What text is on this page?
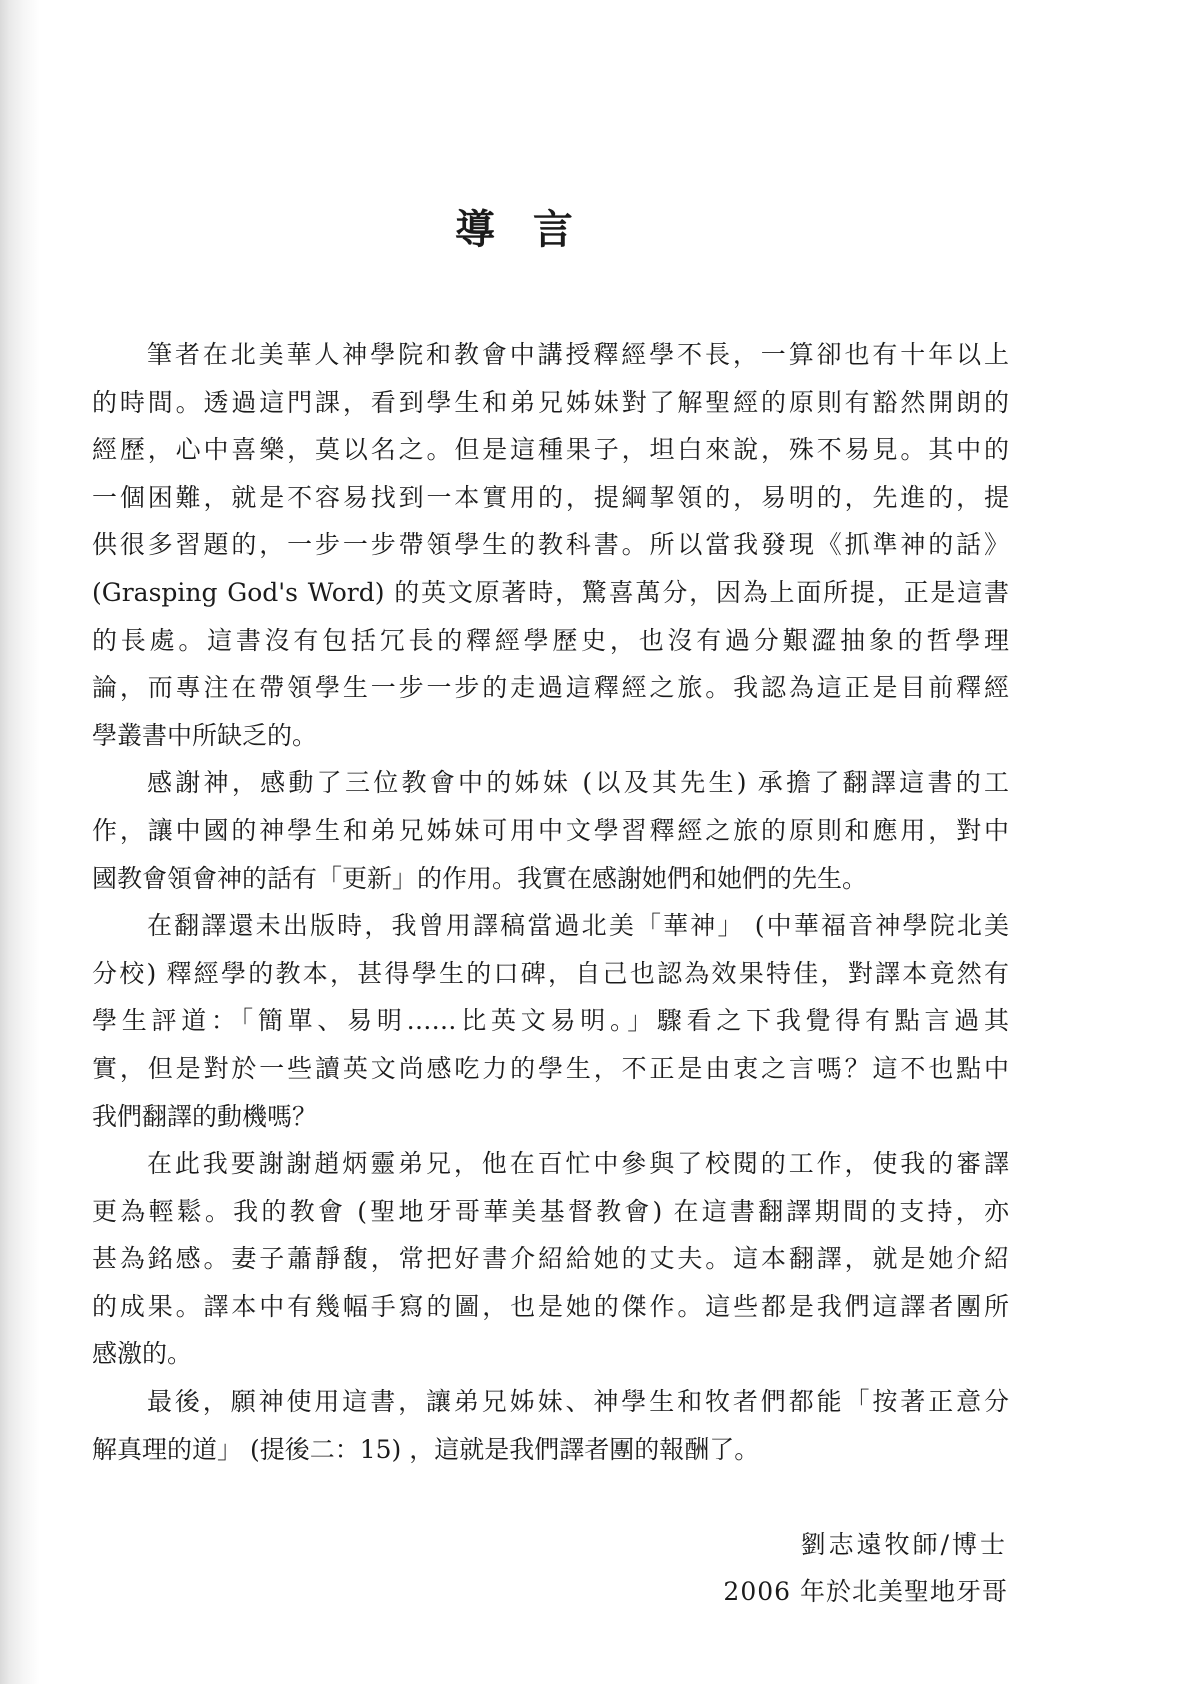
導 言
筆者在北美華人神學院和教會中講授釋經學不長，一算卻也有十年以上
的時間。透過這門課，看到學生和弟兄姊妹對了解聖經的原則有豁然開朗的
經歷，心中喜樂，莫以名之。但是這種果子，坦白來說，殊不易見。其中的
一個困難，就是不容易找到一本實用的，提綱挈領的，易明的，先進的，提
供很多習題的，一步一步帶領學生的教科書。所以當我發現《抓準神的話》
(Grasping God's Word) 的英文原著時，驚喜萬分，因為上面所提，正是這書
的長處。這書沒有包括冗長的釋經學歷史，也沒有過分艱澀抽象的哲學理
論，而專注在帶領學生一步一步的走過這釋經之旅。我認為這正是目前釋經
學叢書中所缺乏的。
感謝神，感動了三位教會中的姊妹 (以及其先生) 承擔了翻譯這書的工
作，讓中國的神學生和弟兄姊妹可用中文學習釋經之旅的原則和應用，對中
國教會領會神的話有「更新」的作用。我實在感謝她們和她們的先生。
在翻譯還未出版時，我曾用譯稿當過北美「華神」 (中華福音神學院北美
分校) 釋經學的教本，甚得學生的口碑，自己也認為效果特佳，對譯本竟然有
學生評道：「簡單、易明……比英文易明。」驟看之下我覺得有點言過其
實，但是對於一些讀英文尚感吃力的學生，不正是由衷之言嗎？這不也點中
我們翻譯的動機嗎？
在此我要謝謝趙炳靈弟兄，他在百忙中參與了校閱的工作，使我的審譯
更為輕鬆。我的教會 (聖地牙哥華美基督教會) 在這書翻譯期間的支持，亦
甚為銘感。妻子蕭靜馥，常把好書介紹給她的丈夫。這本翻譯，就是她介紹
的成果。譯本中有幾幅手寫的圖，也是她的傑作。這些都是我們這譯者團所
感激的。
最後，願神使用這書，讓弟兄姊妹、神學生和牧者們都能「按著正意分
解真理的道」 (提後二：15) ，這就是我們譯者團的報酬了。
劉志遠牧師/博士
2006 年於北美聖地牙哥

§ EXERCISE INSTRUCTIONS: Pictures are excluded; output everything else in the data verbatim.

§ RESULT OF THE TASK:
What text is on this page?
導 言
筆者在北美華人神學院和教會中講授釋經學不長，一算卻也有十年以上
的時間。透過這門課，看到學生和弟兄姊妹對了解聖經的原則有豁然開朗的
經歷，心中喜樂，莫以名之。但是這種果子，坦白來說，殊不易見。其中的
一個困難，就是不容易找到一本實用的，提綱挈領的，易明的，先進的，提
供很多習題的，一步一步帶領學生的教科書。所以當我發現《抓準神的話》
(Grasping God's Word) 的英文原著時，驚喜萬分，因為上面所提，正是這書
的長處。這書沒有包括冗長的釋經學歷史，也沒有過分艱澀抽象的哲學理
論，而專注在帶領學生一步一步的走過這釋經之旅。我認為這正是目前釋經
學叢書中所缺乏的。
感謝神，感動了三位教會中的姊妹 (以及其先生) 承擔了翻譯這書的工
作，讓中國的神學生和弟兄姊妹可用中文學習釋經之旅的原則和應用，對中
國教會領會神的話有「更新」的作用。我實在感謝她們和她們的先生。
在翻譯還未出版時，我曾用譯稿當過北美「華神」 (中華福音神學院北美
分校) 釋經學的教本，甚得學生的口碑，自己也認為效果特佳，對譯本竟然有
學生評道：「簡單、易明……比英文易明。」驟看之下我覺得有點言過其
實，但是對於一些讀英文尚感吃力的學生，不正是由衷之言嗎？這不也點中
我們翻譯的動機嗎？
在此我要謝謝趙炳靈弟兄，他在百忙中參與了校閱的工作，使我的審譯
更為輕鬆。我的教會 (聖地牙哥華美基督教會) 在這書翻譯期間的支持，亦
甚為銘感。妻子蕭靜馥，常把好書介紹給她的丈夫。這本翻譯，就是她介紹
的成果。譯本中有幾幅手寫的圖，也是她的傑作。這些都是我們這譯者團所
感激的。
最後，願神使用這書，讓弟兄姊妹、神學生和牧者們都能「按著正意分
解真理的道」 (提後二：15) ，這就是我們譯者團的報酬了。
劉志遠牧師/博士
2006 年於北美聖地牙哥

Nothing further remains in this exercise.